Short exercise>
Check each line below for the word "Open", and copy those that have it.

#### Supplied records ####

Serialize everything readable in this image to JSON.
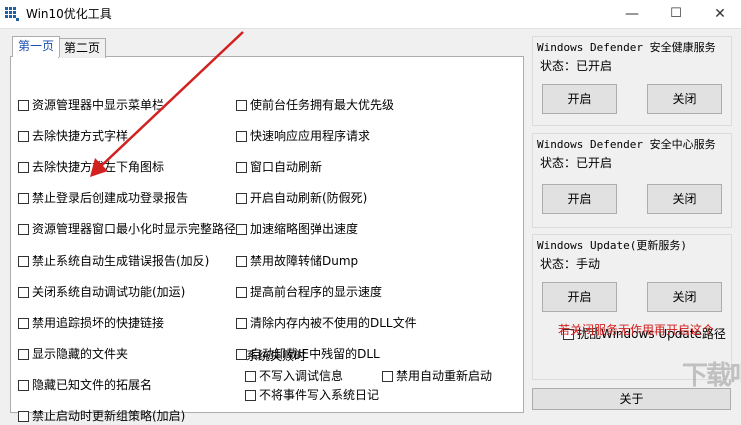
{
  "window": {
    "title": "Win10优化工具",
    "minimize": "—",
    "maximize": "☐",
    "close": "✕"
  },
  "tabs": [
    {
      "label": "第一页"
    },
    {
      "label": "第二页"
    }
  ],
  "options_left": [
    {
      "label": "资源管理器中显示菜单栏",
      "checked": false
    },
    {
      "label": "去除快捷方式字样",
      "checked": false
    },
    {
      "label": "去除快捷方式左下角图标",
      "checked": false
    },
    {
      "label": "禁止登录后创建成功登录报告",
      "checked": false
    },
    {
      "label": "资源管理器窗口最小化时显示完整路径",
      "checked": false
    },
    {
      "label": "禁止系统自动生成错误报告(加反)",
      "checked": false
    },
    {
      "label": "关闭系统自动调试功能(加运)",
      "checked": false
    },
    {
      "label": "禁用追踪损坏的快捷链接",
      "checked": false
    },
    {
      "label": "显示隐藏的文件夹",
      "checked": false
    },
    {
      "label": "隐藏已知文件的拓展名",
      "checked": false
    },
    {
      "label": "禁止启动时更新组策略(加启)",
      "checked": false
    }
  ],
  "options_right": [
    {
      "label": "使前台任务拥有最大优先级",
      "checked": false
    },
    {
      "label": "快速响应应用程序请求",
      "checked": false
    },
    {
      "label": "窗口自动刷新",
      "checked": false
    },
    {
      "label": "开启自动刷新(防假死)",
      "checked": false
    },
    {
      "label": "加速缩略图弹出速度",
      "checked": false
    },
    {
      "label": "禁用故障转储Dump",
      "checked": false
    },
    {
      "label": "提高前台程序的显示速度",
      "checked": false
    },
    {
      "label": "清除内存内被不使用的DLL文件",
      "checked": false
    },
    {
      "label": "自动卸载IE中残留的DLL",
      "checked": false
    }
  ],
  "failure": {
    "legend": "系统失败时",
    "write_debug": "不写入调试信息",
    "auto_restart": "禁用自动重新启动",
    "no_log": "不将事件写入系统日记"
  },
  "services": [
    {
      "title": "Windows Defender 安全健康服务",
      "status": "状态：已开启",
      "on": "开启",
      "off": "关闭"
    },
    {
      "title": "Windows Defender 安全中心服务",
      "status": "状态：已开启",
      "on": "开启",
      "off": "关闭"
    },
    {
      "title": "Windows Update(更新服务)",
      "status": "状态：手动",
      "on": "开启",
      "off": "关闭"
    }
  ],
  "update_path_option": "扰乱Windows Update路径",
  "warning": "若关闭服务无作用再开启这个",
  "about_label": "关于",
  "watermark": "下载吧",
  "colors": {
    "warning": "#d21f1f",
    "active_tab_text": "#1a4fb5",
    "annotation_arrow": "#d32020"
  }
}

####
#### Supplied records ####

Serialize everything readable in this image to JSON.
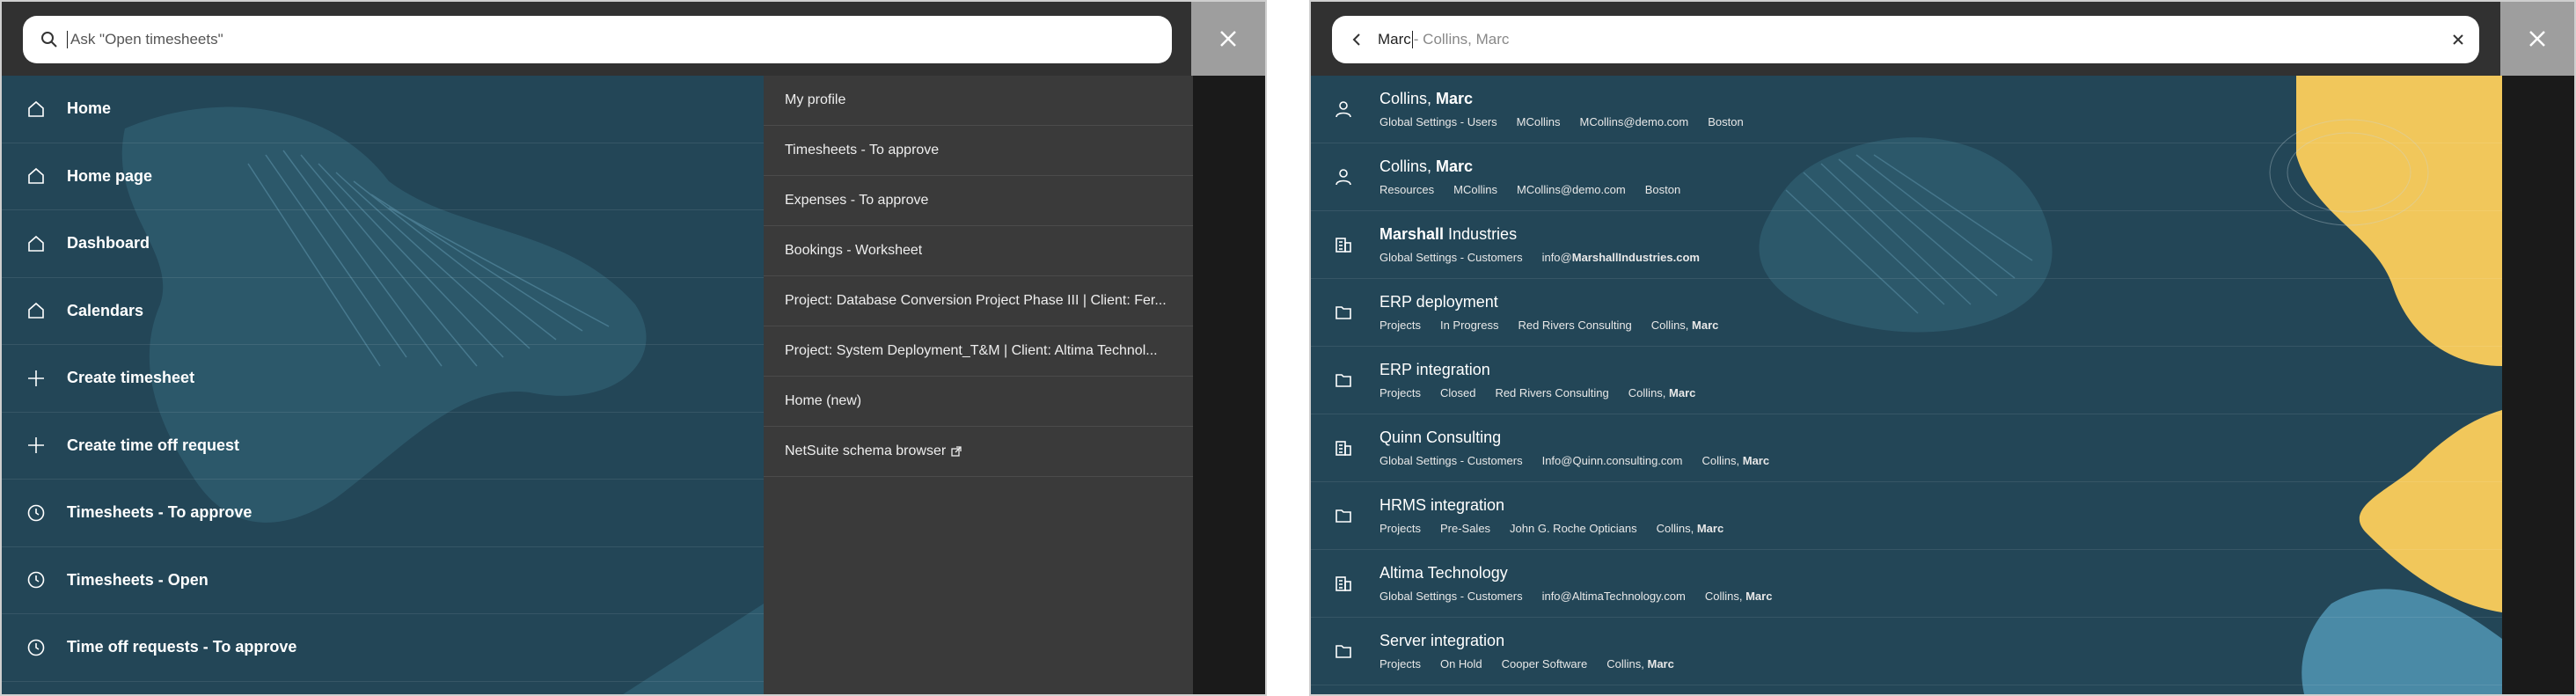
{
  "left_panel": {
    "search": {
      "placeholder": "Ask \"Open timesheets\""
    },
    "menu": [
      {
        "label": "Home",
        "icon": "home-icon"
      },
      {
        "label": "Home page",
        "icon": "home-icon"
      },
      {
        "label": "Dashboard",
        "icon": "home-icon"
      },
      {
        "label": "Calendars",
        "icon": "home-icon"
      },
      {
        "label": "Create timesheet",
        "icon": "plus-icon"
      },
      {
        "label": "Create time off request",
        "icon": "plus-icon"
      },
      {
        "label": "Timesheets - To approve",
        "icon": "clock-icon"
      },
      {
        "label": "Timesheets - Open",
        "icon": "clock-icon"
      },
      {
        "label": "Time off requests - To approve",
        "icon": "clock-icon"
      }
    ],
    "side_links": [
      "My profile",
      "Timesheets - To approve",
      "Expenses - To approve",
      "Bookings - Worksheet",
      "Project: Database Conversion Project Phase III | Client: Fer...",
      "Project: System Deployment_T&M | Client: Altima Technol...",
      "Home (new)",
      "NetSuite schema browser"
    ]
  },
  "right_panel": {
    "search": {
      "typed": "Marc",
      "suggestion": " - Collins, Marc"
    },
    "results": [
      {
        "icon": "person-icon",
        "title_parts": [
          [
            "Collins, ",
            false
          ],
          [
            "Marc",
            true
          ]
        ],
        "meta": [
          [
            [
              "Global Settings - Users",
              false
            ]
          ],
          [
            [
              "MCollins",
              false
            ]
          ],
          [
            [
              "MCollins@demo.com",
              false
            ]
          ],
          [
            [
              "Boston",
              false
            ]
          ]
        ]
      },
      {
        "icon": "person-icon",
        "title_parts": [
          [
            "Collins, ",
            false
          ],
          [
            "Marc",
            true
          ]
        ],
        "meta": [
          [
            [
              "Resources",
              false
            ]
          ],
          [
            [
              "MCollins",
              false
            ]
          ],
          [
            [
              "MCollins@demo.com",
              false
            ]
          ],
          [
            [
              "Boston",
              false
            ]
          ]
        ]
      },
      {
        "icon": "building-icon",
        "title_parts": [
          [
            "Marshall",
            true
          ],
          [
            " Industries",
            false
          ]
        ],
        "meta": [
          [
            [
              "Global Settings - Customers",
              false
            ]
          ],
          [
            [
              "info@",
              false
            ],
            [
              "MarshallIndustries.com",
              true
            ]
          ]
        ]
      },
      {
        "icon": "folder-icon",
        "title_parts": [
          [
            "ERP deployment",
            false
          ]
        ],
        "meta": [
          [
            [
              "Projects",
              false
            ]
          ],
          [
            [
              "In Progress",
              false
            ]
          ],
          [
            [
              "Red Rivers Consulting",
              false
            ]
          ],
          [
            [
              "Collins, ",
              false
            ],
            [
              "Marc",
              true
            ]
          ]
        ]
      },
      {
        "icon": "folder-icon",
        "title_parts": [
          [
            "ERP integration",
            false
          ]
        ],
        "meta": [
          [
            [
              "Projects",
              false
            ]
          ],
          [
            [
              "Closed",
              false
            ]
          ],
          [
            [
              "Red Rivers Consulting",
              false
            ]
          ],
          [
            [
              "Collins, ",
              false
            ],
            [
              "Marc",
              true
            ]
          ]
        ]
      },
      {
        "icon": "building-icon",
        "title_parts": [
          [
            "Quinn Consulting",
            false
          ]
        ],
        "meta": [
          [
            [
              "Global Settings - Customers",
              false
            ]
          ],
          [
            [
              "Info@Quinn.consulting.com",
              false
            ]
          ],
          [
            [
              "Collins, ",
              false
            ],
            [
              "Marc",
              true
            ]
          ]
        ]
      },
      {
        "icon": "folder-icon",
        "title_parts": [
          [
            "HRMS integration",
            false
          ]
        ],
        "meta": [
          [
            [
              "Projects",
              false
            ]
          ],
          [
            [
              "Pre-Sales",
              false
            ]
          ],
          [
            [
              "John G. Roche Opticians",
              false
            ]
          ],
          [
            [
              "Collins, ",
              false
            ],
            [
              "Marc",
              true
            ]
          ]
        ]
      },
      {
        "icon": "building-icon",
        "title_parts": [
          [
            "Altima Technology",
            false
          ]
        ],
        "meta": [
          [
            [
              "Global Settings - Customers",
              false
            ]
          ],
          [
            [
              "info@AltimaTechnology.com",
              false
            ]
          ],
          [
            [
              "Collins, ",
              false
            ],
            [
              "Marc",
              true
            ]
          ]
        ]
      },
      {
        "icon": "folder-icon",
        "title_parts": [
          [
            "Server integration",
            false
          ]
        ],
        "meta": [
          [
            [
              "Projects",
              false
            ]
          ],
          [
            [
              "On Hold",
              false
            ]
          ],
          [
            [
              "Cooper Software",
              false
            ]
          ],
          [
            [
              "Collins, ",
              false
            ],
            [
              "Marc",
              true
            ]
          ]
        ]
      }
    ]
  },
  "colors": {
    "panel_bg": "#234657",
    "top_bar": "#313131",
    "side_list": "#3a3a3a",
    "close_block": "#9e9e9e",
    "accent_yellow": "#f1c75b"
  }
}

####

Full output>
      "placeholder": "Ask \"Open timesheets\""
        "label": "Timesheets - Open",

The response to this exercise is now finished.